··· Material for this exercise

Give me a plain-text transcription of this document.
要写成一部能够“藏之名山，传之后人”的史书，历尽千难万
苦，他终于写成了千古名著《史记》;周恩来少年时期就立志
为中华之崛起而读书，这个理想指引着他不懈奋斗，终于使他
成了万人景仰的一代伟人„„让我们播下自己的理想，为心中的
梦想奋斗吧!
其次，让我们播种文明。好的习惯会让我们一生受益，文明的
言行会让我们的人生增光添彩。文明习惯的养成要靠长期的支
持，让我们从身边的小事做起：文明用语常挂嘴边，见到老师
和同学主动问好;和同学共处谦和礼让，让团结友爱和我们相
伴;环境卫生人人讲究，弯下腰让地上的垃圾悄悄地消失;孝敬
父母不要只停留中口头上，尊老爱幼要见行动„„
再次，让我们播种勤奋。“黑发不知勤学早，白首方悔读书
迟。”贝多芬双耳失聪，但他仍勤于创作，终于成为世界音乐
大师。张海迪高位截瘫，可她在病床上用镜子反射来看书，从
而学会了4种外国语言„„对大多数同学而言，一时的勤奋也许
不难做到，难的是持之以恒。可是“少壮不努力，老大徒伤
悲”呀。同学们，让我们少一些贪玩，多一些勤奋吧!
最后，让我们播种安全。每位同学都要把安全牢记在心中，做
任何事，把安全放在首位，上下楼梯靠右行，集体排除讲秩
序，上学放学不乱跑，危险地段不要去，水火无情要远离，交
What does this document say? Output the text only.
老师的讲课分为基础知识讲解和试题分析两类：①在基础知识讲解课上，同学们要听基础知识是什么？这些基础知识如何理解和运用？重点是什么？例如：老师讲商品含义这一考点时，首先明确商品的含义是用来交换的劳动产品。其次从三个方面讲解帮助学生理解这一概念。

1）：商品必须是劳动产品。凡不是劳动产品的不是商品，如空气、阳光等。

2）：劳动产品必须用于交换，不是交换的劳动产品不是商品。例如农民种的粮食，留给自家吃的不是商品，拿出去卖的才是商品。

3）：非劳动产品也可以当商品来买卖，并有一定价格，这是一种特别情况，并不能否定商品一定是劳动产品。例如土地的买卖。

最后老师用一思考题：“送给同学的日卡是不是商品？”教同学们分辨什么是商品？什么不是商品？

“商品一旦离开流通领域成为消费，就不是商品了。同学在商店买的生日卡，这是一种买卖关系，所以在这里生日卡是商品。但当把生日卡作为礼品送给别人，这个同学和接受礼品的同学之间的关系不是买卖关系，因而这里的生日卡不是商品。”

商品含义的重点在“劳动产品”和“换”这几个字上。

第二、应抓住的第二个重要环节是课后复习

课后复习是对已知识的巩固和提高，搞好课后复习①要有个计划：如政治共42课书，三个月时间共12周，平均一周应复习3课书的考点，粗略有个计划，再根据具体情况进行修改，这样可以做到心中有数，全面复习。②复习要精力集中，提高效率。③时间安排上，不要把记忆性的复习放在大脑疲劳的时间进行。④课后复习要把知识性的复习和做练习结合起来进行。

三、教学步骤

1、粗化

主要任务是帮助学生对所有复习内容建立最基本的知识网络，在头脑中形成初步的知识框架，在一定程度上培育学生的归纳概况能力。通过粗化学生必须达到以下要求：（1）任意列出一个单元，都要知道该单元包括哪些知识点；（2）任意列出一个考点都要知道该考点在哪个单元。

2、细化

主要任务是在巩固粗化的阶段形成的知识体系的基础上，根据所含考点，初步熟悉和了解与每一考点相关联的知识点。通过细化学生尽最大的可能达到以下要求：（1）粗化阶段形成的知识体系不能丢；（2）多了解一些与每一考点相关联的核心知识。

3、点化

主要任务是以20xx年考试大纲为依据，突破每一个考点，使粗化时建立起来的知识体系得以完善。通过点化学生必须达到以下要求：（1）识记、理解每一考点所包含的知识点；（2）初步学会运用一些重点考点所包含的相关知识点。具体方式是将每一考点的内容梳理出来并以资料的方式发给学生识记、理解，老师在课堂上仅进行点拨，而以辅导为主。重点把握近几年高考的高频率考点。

······

Problem details
Copy down the whole of the data above, matching it exactly.

Exercise response
Give me a plain-text transcription of this document.
要写成一部能够“藏之名山，传之后人”的史书，历尽千难万
苦，他终于写成了千古名著《史记》;周恩来少年时期就立志
为中华之崛起而读书，这个理想指引着他不懈奋斗，终于使他
成了万人景仰的一代伟人„„让我们播下自己的理想，为心中的
梦想奋斗吧!
其次，让我们播种文明。好的习惯会让我们一生受益，文明的
言行会让我们的人生增光添彩。文明习惯的养成要靠长期的支
持，让我们从身边的小事做起：文明用语常挂嘴边，见到老师
和同学主动问好;和同学共处谦和礼让，让团结友爱和我们相
伴;环境卫生人人讲究，弯下腰让地上的垃圾悄悄地消失;孝敬
父母不要只停留中口头上，尊老爱幼要见行动„„
再次，让我们播种勤奋。“黑发不知勤学早，白首方悔读书
迟。”贝多芬双耳失聪，但他仍勤于创作，终于成为世界音乐
大师。张海迪高位截瘫，可她在病床上用镜子反射来看书，从
而学会了4种外国语言„„对大多数同学而言，一时的勤奋也许
不难做到，难的是持之以恒。可是“少壮不努力，老大徒伤
悲”呀。同学们，让我们少一些贪玩，多一些勤奋吧!
最后，让我们播种安全。每位同学都要把安全牢记在心中，做
任何事，把安全放在首位，上下楼梯靠右行，集体排除讲秩
序，上学放学不乱跑，危险地段不要去，水火无情要远离，交
What does this document say? Output the text only.
老师的讲课分为基础知识讲解和试题分析两类：①在基础知识讲解课上，同学们要听基础知识是什么？这些基础知识如何理解和运用？重点是什么？例如：老师讲商品含义这一考点时，首先明确商品的含义是用来交换的劳动产品。其次从三个方面讲解帮助学生理解这一概念。

1）：商品必须是劳动产品。凡不是劳动产品的不是商品，如空气、阳光等。

2）：劳动产品必须用于交换，不是交换的劳动产品不是商品。例如农民种的粮食，留给自家吃的不是商品，拿出去卖的才是商品。

3）：非劳动产品也可以当商品来买卖，并有一定价格，这是一种特别情况，并不能否定商品一定是劳动产品。例如土地的买卖。

最后老师用一思考题：“送给同学的日卡是不是商品？”教同学们分辨什么是商品？什么不是商品？

“商品一旦离开流通领域成为消费，就不是商品了。同学在商店买的生日卡，这是一种买卖关系，所以在这里生日卡是商品。但当把生日卡作为礼品送给别人，这个同学和接受礼品的同学之间的关系不是买卖关系，因而这里的生日卡不是商品。”

商品含义的重点在“劳动产品”和“换”这几个字上。

第二、应抓住的第二个重要环节是课后复习

课后复习是对已知识的巩固和提高，搞好课后复习①要有个计划：如政治共42课书，三个月时间共12周，平均一周应复习3课书的考点，粗略有个计划，再根据具体情况进行修改，这样可以做到心中有数，全面复习。②复习要精力集中，提高效率。③时间安排上，不要把记忆性的复习放在大脑疲劳的时间进行。④课后复习要把知识性的复习和做练习结合起来进行。

三、教学步骤

1、粗化

主要任务是帮助学生对所有复习内容建立最基本的知识网络，在头脑中形成初步的知识框架，在一定程度上培育学生的归纳概况能力。通过粗化学生必须达到以下要求：（1）任意列出一个单元，都要知道该单元包括哪些知识点；（2）任意列出一个考点都要知道该考点在哪个单元。

2、细化

主要任务是在巩固粗化的阶段形成的知识体系的基础上，根据所含考点，初步熟悉和了解与每一考点相关联的知识点。通过细化学生尽最大的可能达到以下要求：（1）粗化阶段形成的知识体系不能丢；（2）多了解一些与每一考点相关联的核心知识。

3、点化

主要任务是以20xx年考试大纲为依据，突破每一个考点，使粗化时建立起来的知识体系得以完善。通过点化学生必须达到以下要求：（1）识记、理解每一考点所包含的知识点；（2）初步学会运用一些重点考点所包含的相关知识点。具体方式是将每一考点的内容梳理出来并以资料的方式发给学生识记、理解，老师在课堂上仅进行点拨，而以辅导为主。重点把握近几年高考的高频率考点。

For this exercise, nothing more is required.